*Stated goal*.
Give the listing again in full, exactly as written.

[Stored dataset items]
____________

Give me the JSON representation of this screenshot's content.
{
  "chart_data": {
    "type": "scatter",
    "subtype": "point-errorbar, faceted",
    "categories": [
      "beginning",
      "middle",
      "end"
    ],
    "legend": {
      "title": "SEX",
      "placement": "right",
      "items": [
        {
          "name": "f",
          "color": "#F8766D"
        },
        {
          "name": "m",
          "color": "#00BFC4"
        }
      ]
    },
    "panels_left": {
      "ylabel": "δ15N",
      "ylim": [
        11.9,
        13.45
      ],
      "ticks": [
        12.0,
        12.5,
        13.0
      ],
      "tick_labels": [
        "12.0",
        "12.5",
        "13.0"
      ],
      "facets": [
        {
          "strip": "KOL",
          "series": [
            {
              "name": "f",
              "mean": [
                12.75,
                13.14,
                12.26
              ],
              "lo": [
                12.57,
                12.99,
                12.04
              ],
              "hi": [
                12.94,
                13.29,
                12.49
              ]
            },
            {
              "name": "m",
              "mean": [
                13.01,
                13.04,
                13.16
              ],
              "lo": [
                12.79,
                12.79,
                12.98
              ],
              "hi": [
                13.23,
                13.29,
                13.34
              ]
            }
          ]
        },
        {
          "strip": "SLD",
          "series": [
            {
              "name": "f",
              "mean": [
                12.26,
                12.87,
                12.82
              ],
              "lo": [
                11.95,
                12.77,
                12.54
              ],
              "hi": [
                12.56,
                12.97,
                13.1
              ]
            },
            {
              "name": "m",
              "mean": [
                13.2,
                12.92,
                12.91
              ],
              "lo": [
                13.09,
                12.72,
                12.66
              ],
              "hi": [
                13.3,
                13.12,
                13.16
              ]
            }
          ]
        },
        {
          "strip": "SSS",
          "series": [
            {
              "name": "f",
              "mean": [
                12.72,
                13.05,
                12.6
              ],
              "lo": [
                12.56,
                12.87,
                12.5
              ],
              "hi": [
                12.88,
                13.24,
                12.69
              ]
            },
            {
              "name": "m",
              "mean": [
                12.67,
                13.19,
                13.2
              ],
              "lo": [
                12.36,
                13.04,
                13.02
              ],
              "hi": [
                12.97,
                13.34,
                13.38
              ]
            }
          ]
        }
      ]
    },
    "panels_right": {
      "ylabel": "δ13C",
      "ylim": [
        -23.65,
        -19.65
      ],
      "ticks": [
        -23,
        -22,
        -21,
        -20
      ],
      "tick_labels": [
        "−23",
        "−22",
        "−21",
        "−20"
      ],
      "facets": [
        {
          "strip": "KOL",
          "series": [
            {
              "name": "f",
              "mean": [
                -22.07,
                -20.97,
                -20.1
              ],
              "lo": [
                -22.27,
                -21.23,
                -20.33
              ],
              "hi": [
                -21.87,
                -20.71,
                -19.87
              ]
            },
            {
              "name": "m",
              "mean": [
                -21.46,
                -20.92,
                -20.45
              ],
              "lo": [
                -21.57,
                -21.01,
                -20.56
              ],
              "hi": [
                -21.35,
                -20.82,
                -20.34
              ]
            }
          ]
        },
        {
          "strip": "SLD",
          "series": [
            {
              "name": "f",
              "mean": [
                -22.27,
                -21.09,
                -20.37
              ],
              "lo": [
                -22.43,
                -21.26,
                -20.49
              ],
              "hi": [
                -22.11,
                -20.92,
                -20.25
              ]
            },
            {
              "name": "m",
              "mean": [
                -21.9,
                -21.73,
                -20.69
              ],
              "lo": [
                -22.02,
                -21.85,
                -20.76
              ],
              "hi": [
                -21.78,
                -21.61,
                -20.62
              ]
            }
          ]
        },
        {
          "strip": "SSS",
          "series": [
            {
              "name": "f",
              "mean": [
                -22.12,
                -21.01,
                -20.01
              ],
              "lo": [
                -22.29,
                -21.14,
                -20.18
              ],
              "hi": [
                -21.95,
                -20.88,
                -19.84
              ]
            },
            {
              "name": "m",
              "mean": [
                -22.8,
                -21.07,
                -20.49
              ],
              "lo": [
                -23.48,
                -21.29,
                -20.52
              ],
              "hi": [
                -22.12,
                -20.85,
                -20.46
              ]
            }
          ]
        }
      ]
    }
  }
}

____________

*Exercise solution*.
Give me the JSON representation of this screenshot's content.
{
  "chart_data": {
    "type": "scatter",
    "subtype": "point-errorbar, faceted",
    "categories": [
      "beginning",
      "middle",
      "end"
    ],
    "legend": {
      "title": "SEX",
      "placement": "right",
      "items": [
        {
          "name": "f",
          "color": "#F8766D"
        },
        {
          "name": "m",
          "color": "#00BFC4"
        }
      ]
    },
    "panels_left": {
      "ylabel": "δ15N",
      "ylim": [
        11.9,
        13.45
      ],
      "ticks": [
        12.0,
        12.5,
        13.0
      ],
      "tick_labels": [
        "12.0",
        "12.5",
        "13.0"
      ],
      "facets": [
        {
          "strip": "KOL",
          "series": [
            {
              "name": "f",
              "mean": [
                12.75,
                13.14,
                12.26
              ],
              "lo": [
                12.57,
                12.99,
                12.04
              ],
              "hi": [
                12.94,
                13.29,
                12.49
              ]
            },
            {
              "name": "m",
              "mean": [
                13.01,
                13.04,
                13.16
              ],
              "lo": [
                12.79,
                12.79,
                12.98
              ],
              "hi": [
                13.23,
                13.29,
                13.34
              ]
            }
          ]
        },
        {
          "strip": "SLD",
          "series": [
            {
              "name": "f",
              "mean": [
                12.26,
                12.87,
                12.82
              ],
              "lo": [
                11.95,
                12.77,
                12.54
              ],
              "hi": [
                12.56,
                12.97,
                13.1
              ]
            },
            {
              "name": "m",
              "mean": [
                13.2,
                12.92,
                12.91
              ],
              "lo": [
                13.09,
                12.72,
                12.66
              ],
              "hi": [
                13.3,
                13.12,
                13.16
              ]
            }
          ]
        },
        {
          "strip": "SSS",
          "series": [
            {
              "name": "f",
              "mean": [
                12.72,
                13.05,
                12.6
              ],
              "lo": [
                12.56,
                12.87,
                12.5
              ],
              "hi": [
                12.88,
                13.24,
                12.69
              ]
            },
            {
              "name": "m",
              "mean": [
                12.67,
                13.19,
                13.2
              ],
              "lo": [
                12.36,
                13.04,
                13.02
              ],
              "hi": [
                12.97,
                13.34,
                13.38
              ]
            }
          ]
        }
      ]
    },
    "panels_right": {
      "ylabel": "δ13C",
      "ylim": [
        -23.65,
        -19.65
      ],
      "ticks": [
        -23,
        -22,
        -21,
        -20
      ],
      "tick_labels": [
        "−23",
        "−22",
        "−21",
        "−20"
      ],
      "facets": [
        {
          "strip": "KOL",
          "series": [
            {
              "name": "f",
              "mean": [
                -22.07,
                -20.97,
                -20.1
              ],
              "lo": [
                -22.27,
                -21.23,
                -20.33
              ],
              "hi": [
                -21.87,
                -20.71,
                -19.87
              ]
            },
            {
              "name": "m",
              "mean": [
                -21.46,
                -20.92,
                -20.45
              ],
              "lo": [
                -21.57,
                -21.01,
                -20.56
              ],
              "hi": [
                -21.35,
                -20.82,
                -20.34
              ]
            }
          ]
        },
        {
          "strip": "SLD",
          "series": [
            {
              "name": "f",
              "mean": [
                -22.27,
                -21.09,
                -20.37
              ],
              "lo": [
                -22.43,
                -21.26,
                -20.49
              ],
              "hi": [
                -22.11,
                -20.92,
                -20.25
              ]
            },
            {
              "name": "m",
              "mean": [
                -21.9,
                -21.73,
                -20.69
              ],
              "lo": [
                -22.02,
                -21.85,
                -20.76
              ],
              "hi": [
                -21.78,
                -21.61,
                -20.62
              ]
            }
          ]
        },
        {
          "strip": "SSS",
          "series": [
            {
              "name": "f",
              "mean": [
                -22.12,
                -21.01,
                -20.01
              ],
              "lo": [
                -22.29,
                -21.14,
                -20.18
              ],
              "hi": [
                -21.95,
                -20.88,
                -19.84
              ]
            },
            {
              "name": "m",
              "mean": [
                -22.8,
                -21.07,
                -20.49
              ],
              "lo": [
                -23.48,
                -21.29,
                -20.52
              ],
              "hi": [
                -22.12,
                -20.85,
                -20.46
              ]
            }
          ]
        }
      ]
    }
  }
}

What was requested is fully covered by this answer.